### TASK REQUIREMENTS
Find the word "遗嘱人立有内容相抵触的前后数份遗嘱" in the listing; pull out each line holding it.

[Stored items]
--- begin ---
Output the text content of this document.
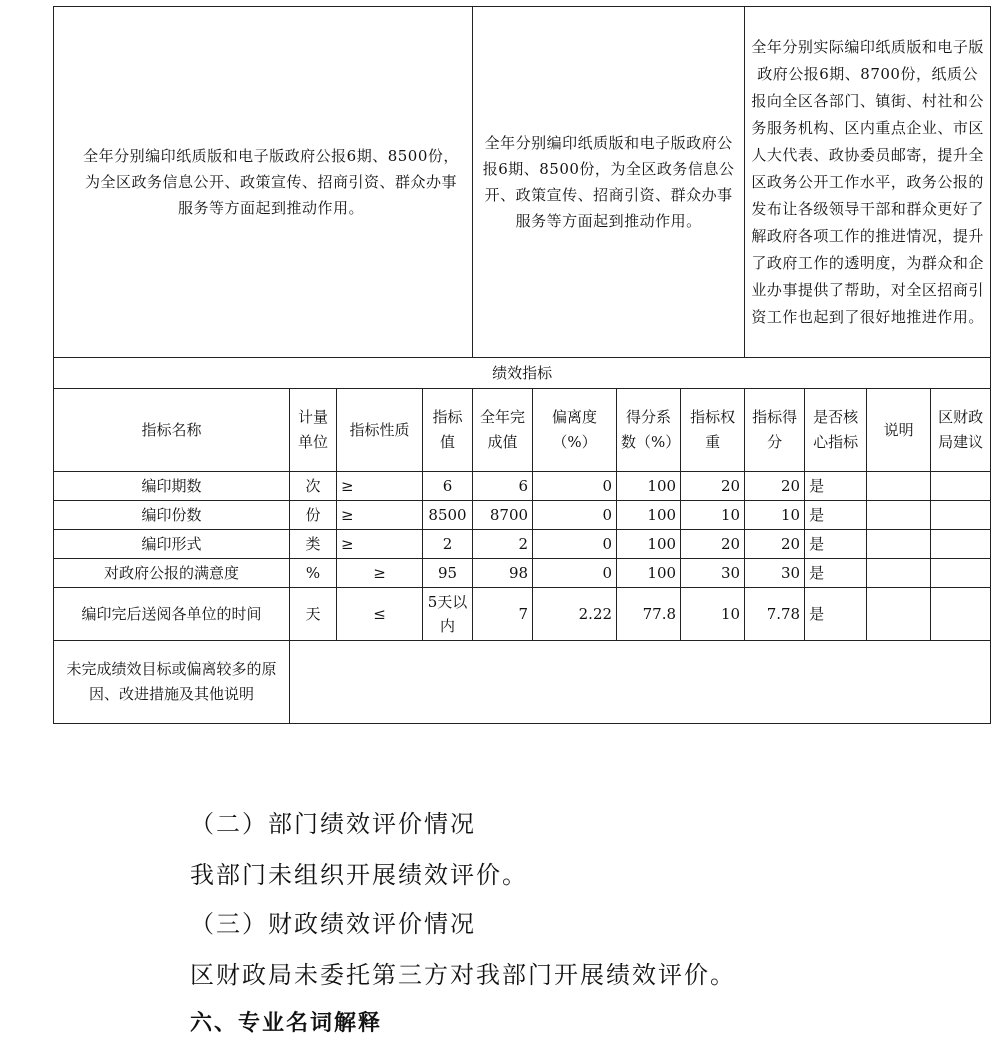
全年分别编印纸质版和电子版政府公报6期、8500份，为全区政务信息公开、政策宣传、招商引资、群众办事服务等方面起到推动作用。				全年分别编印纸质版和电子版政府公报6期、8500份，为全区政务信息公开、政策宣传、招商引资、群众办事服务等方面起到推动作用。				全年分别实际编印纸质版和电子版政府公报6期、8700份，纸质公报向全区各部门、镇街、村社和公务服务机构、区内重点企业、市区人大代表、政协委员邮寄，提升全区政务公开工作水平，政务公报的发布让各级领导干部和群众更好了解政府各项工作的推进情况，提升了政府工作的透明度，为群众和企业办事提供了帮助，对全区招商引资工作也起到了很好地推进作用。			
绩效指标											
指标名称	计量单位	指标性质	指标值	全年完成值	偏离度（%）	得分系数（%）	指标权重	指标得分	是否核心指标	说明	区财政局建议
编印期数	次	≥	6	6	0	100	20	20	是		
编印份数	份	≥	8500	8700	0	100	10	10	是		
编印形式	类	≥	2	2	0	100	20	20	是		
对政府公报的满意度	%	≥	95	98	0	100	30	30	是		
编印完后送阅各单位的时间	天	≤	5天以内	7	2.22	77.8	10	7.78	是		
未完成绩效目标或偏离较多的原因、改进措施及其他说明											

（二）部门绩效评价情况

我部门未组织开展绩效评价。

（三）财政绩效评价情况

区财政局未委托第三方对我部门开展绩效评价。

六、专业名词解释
--- end ---
--- begin ---
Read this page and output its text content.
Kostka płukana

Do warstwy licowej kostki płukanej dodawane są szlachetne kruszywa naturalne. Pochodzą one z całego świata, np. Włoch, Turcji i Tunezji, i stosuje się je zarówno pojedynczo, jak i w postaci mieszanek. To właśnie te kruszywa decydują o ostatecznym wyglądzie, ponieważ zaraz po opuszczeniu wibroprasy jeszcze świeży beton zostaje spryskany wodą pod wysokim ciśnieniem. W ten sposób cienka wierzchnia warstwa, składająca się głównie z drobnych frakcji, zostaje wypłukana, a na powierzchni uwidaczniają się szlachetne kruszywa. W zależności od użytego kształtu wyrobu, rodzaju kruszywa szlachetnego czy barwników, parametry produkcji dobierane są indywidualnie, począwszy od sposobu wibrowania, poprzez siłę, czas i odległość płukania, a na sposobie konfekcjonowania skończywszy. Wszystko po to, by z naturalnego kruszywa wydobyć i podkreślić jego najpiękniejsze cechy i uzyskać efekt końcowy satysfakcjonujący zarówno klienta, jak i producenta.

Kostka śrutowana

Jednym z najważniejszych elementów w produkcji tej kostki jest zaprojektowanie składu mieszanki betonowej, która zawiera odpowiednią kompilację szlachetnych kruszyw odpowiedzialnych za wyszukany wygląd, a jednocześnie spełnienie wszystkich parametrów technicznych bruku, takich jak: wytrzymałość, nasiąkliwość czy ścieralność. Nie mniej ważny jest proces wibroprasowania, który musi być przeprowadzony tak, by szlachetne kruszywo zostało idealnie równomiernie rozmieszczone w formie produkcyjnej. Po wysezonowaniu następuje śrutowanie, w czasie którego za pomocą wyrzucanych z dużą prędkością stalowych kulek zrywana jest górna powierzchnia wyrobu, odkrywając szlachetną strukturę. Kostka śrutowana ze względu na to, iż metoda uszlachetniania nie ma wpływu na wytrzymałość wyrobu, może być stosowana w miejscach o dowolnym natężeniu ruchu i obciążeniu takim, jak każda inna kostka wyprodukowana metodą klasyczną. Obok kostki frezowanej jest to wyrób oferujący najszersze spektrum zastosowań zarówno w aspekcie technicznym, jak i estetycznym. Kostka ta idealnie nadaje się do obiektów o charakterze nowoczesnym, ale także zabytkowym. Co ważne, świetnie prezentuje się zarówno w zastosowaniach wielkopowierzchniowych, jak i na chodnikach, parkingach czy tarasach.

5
--- end ---
--- begin ---
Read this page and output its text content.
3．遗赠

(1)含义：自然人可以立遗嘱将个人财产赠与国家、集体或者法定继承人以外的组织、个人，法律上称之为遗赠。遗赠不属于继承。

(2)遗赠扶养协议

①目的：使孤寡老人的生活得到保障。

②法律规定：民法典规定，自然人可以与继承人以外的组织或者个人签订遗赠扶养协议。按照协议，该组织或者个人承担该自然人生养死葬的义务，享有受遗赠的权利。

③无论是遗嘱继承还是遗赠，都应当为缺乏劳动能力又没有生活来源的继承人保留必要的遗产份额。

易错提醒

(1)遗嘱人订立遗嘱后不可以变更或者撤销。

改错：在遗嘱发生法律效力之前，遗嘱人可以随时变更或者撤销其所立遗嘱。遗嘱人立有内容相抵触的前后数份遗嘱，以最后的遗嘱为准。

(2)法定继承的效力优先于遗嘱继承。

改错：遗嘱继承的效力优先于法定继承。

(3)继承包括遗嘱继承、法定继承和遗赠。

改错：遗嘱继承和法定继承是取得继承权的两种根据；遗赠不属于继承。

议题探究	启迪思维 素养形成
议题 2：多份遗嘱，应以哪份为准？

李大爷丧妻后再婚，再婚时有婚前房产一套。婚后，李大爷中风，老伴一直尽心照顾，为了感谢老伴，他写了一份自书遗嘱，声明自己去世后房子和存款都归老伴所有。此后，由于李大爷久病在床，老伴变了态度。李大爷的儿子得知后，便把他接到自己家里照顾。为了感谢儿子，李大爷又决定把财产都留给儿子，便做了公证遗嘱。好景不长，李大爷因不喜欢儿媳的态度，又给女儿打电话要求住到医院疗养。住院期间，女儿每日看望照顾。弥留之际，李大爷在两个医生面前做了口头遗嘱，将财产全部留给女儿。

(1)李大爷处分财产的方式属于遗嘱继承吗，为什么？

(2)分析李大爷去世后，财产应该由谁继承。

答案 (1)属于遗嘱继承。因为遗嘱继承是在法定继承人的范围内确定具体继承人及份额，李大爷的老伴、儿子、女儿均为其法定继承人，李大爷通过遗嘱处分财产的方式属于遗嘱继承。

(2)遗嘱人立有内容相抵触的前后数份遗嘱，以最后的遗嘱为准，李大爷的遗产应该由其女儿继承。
--- end ---
### RESPONSE TO THIS EXERCISE
改错：在遗嘱发生法律效力之前，遗嘱人可以随时变更或者撤销其所立遗嘱。遗嘱人立有内容相抵触的前后数份遗嘱，以最后的遗嘱为准。
(2)遗嘱人立有内容相抵触的前后数份遗嘱，以最后的遗嘱为准，李大爷的遗产应该由其女儿继承。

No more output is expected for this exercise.